*PROBLEM TO WORK ON*
Reproduce all of the material word for word.

(Records from a dataset)
+ + + + + + +

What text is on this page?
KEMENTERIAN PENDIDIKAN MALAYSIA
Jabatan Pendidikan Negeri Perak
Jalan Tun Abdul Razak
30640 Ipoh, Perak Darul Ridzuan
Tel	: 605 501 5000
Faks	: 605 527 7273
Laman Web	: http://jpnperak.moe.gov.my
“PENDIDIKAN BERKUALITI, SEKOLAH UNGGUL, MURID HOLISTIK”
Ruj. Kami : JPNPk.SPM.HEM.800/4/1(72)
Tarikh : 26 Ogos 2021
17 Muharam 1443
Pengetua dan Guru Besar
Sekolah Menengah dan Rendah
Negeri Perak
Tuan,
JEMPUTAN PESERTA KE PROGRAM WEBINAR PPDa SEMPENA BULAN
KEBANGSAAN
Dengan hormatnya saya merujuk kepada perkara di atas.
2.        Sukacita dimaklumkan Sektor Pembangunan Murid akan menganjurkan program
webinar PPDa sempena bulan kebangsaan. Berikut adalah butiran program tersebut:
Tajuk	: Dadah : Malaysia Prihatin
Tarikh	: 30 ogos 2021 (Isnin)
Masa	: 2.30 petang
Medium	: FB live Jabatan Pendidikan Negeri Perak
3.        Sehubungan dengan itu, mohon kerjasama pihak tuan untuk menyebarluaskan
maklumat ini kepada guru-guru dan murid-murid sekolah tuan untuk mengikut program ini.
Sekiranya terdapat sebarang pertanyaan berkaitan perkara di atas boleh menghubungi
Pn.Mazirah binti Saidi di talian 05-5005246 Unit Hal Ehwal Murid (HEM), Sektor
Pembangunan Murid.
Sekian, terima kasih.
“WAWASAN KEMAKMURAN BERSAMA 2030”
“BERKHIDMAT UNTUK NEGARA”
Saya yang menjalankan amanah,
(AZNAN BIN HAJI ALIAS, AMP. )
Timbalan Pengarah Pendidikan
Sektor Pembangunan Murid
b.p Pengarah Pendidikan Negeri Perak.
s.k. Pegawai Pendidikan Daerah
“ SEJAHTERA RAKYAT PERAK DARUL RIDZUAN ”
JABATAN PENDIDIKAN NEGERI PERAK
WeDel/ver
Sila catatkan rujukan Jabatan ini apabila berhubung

+ + + + + + +

*OUTPUT FOR THIS TASK*
What text is on this page?
KEMENTERIAN PENDIDIKAN MALAYSIA
Jabatan Pendidikan Negeri Perak
Jalan Tun Abdul Razak
30640 Ipoh, Perak Darul Ridzuan
Tel	: 605 501 5000
Faks	: 605 527 7273
Laman Web	: http://jpnperak.moe.gov.my
“PENDIDIKAN BERKUALITI, SEKOLAH UNGGUL, MURID HOLISTIK”
Ruj. Kami : JPNPk.SPM.HEM.800/4/1(72)
Tarikh : 26 Ogos 2021
17 Muharam 1443
Pengetua dan Guru Besar
Sekolah Menengah dan Rendah
Negeri Perak
Tuan,
JEMPUTAN PESERTA KE PROGRAM WEBINAR PPDa SEMPENA BULAN
KEBANGSAAN
Dengan hormatnya saya merujuk kepada perkara di atas.
2.        Sukacita dimaklumkan Sektor Pembangunan Murid akan menganjurkan program
webinar PPDa sempena bulan kebangsaan. Berikut adalah butiran program tersebut:
Tajuk	: Dadah : Malaysia Prihatin
Tarikh	: 30 ogos 2021 (Isnin)
Masa	: 2.30 petang
Medium	: FB live Jabatan Pendidikan Negeri Perak
3.        Sehubungan dengan itu, mohon kerjasama pihak tuan untuk menyebarluaskan
maklumat ini kepada guru-guru dan murid-murid sekolah tuan untuk mengikut program ini.
Sekiranya terdapat sebarang pertanyaan berkaitan perkara di atas boleh menghubungi
Pn.Mazirah binti Saidi di talian 05-5005246 Unit Hal Ehwal Murid (HEM), Sektor
Pembangunan Murid.
Sekian, terima kasih.
“WAWASAN KEMAKMURAN BERSAMA 2030”
“BERKHIDMAT UNTUK NEGARA”
Saya yang menjalankan amanah,
(AZNAN BIN HAJI ALIAS, AMP. )
Timbalan Pengarah Pendidikan
Sektor Pembangunan Murid
b.p Pengarah Pendidikan Negeri Perak.
s.k. Pegawai Pendidikan Daerah
“ SEJAHTERA RAKYAT PERAK DARUL RIDZUAN ”
JABATAN PENDIDIKAN NEGERI PERAK
WeDel/ver
Sila catatkan rujukan Jabatan ini apabila berhubung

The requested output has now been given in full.